Instruções da tarefa
Resuma em duas frases o texto abaixo sobre o Evangelho de Marcos 10,2-16.

Texto
- - - - -

Mc 10,2-16 No Evangelho deste XXVII domingo do tempo comum, Jesus,
confrontado com a Lei judaica do divórcio, reafirma o projecto ideal de Deus
para o homem e para a mulher: eles foram chamados a formar uma comunidade
estável e indissolúvel de amor, de partilha e de doação. A separação não está
prevista no projecto ideal de Deus, pois Deus não considera um amor que não
seja total e duradouro. Só o amor eterno, expresso num compromisso
indissolúvel, respeita o projecto primordial de Deus para o homem e para a
mulher.

- - - - -

Excerto de dados
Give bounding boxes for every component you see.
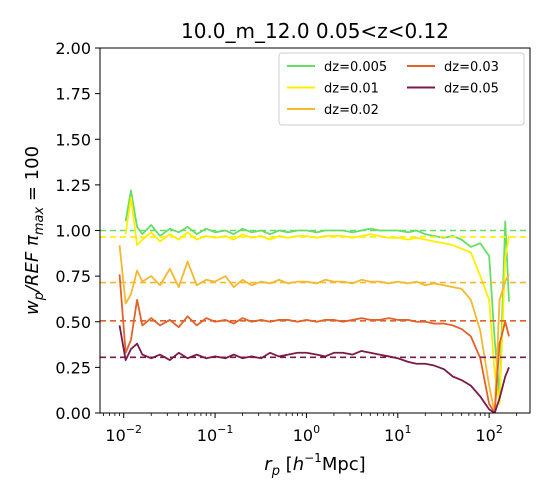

- - - - -

Resposta à tarefa
No Evangelho do XXVII domingo do tempo comum, Jesus, confrontado com a Lei judaica do divórcio, reafirma o projecto ideal de Deus: o homem e a mulher foram chamados a formar uma comunidade estável e indissolúvel de amor, de partilha e de doação. A separação não está prevista nesse projecto, pois Deus só considera um amor total e duradouro, e só o amor eterno, expresso num compromisso indissolúvel, respeita o projecto primordial de Deus.